# WHAT IS ASKED:
Your task is to repeat the lines below exactly, excluding any pictures they contain.
┄┄┄┄┄┄┄┄┄┄
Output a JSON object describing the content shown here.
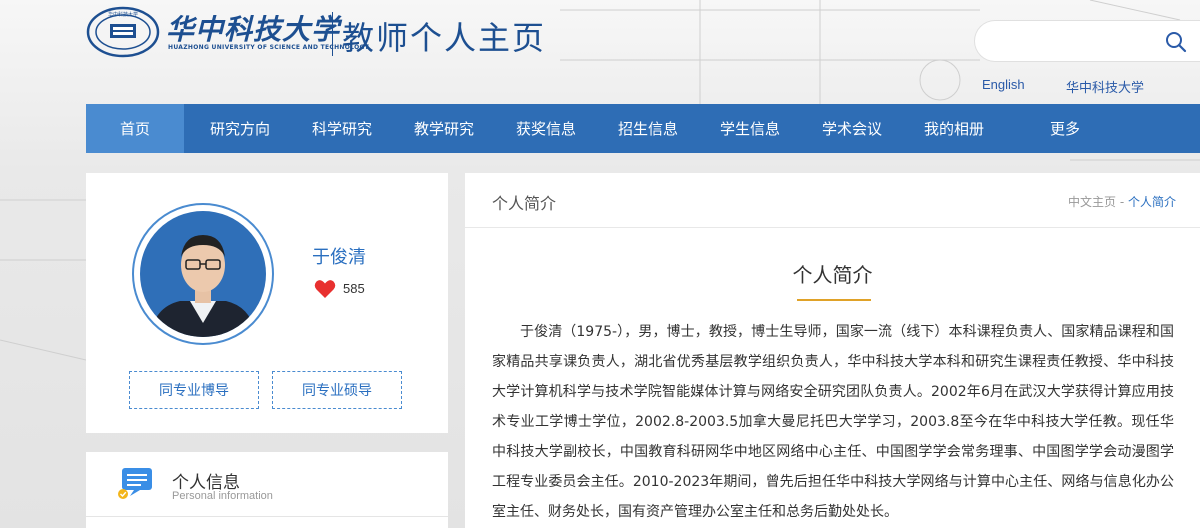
{
  "header": {
    "university_name": "华中科技大学",
    "university_name_en": "HUAZHONG UNIVERSITY OF SCIENCE AND TECHNOLOGY",
    "site_title": "教师个人主页",
    "search": {
      "value": "",
      "placeholder": ""
    },
    "links": {
      "english": "English",
      "university": "华中科技大学"
    }
  },
  "nav": {
    "items": [
      {
        "label": "首页",
        "active": true
      },
      {
        "label": "研究方向"
      },
      {
        "label": "科学研究"
      },
      {
        "label": "教学研究"
      },
      {
        "label": "获奖信息"
      },
      {
        "label": "招生信息"
      },
      {
        "label": "学生信息"
      },
      {
        "label": "学术会议"
      },
      {
        "label": "我的相册"
      },
      {
        "label": "更多"
      }
    ]
  },
  "profile": {
    "name": "于俊清",
    "likes": "585",
    "buttons": {
      "peer_phd": "同专业博导",
      "peer_ms": "同专业硕导"
    }
  },
  "info_card": {
    "title": "个人信息",
    "subtitle": "Personal information"
  },
  "main": {
    "panel_title": "个人简介",
    "breadcrumb": {
      "home": "中文主页",
      "separator": "-",
      "current": "个人简介"
    },
    "section_title": "个人简介",
    "bio": "于俊清（1975-），男，博士，教授，博士生导师，国家一流（线下）本科课程负责人、国家精品课程和国家精品共享课负责人，湖北省优秀基层教学组织负责人，华中科技大学本科和研究生课程责任教授、华中科技大学计算机科学与技术学院智能媒体计算与网络安全研究团队负责人。2002年6月在武汉大学获得计算应用技术专业工学博士学位，2002.8-2003.5加拿大曼尼托巴大学学习，2003.8至今在华中科技大学任教。现任华中科技大学副校长，中国教育科研网华中地区网络中心主任、中国图学学会常务理事、中国图学学会动漫图学工程专业委员会主任。2010-2023年期间，曾先后担任华中科技大学网络与计算中心主任、网络与信息化办公室主任、财务处长，国有资产管理办公室主任和总务后勤处处长。"
  },
  "colors": {
    "brand_blue": "#1d4f91",
    "nav_blue": "#2e6db5",
    "nav_active": "#4a8bd0",
    "accent_gold": "#e0a228",
    "heart_red": "#e8302f"
  }
}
┄┄┄┄┄┄┄┄┄┄
# WRITTEN SOLUTION:
Output a JSON object describing the content shown here.
{
  "header": {
    "university_name": "华中科技大学",
    "university_name_en": "HUAZHONG UNIVERSITY OF SCIENCE AND TECHNOLOGY",
    "site_title": "教师个人主页",
    "search": {
      "value": "",
      "placeholder": ""
    },
    "links": {
      "english": "English",
      "university": "华中科技大学"
    }
  },
  "nav": {
    "items": [
      {
        "label": "首页",
        "active": true
      },
      {
        "label": "研究方向"
      },
      {
        "label": "科学研究"
      },
      {
        "label": "教学研究"
      },
      {
        "label": "获奖信息"
      },
      {
        "label": "招生信息"
      },
      {
        "label": "学生信息"
      },
      {
        "label": "学术会议"
      },
      {
        "label": "我的相册"
      },
      {
        "label": "更多"
      }
    ]
  },
  "profile": {
    "name": "于俊清",
    "likes": "585",
    "buttons": {
      "peer_phd": "同专业博导",
      "peer_ms": "同专业硕导"
    }
  },
  "info_card": {
    "title": "个人信息",
    "subtitle": "Personal information"
  },
  "main": {
    "panel_title": "个人简介",
    "breadcrumb": {
      "home": "中文主页",
      "separator": "-",
      "current": "个人简介"
    },
    "section_title": "个人简介",
    "bio": "于俊清（1975-），男，博士，教授，博士生导师，国家一流（线下）本科课程负责人、国家精品课程和国家精品共享课负责人，湖北省优秀基层教学组织负责人，华中科技大学本科和研究生课程责任教授、华中科技大学计算机科学与技术学院智能媒体计算与网络安全研究团队负责人。2002年6月在武汉大学获得计算应用技术专业工学博士学位，2002.8-2003.5加拿大曼尼托巴大学学习，2003.8至今在华中科技大学任教。现任华中科技大学副校长，中国教育科研网华中地区网络中心主任、中国图学学会常务理事、中国图学学会动漫图学工程专业委员会主任。2010-2023年期间，曾先后担任华中科技大学网络与计算中心主任、网络与信息化办公室主任、财务处长，国有资产管理办公室主任和总务后勤处处长。"
  },
  "colors": {
    "brand_blue": "#1d4f91",
    "nav_blue": "#2e6db5",
    "nav_active": "#4a8bd0",
    "accent_gold": "#e0a228",
    "heart_red": "#e8302f"
  }
}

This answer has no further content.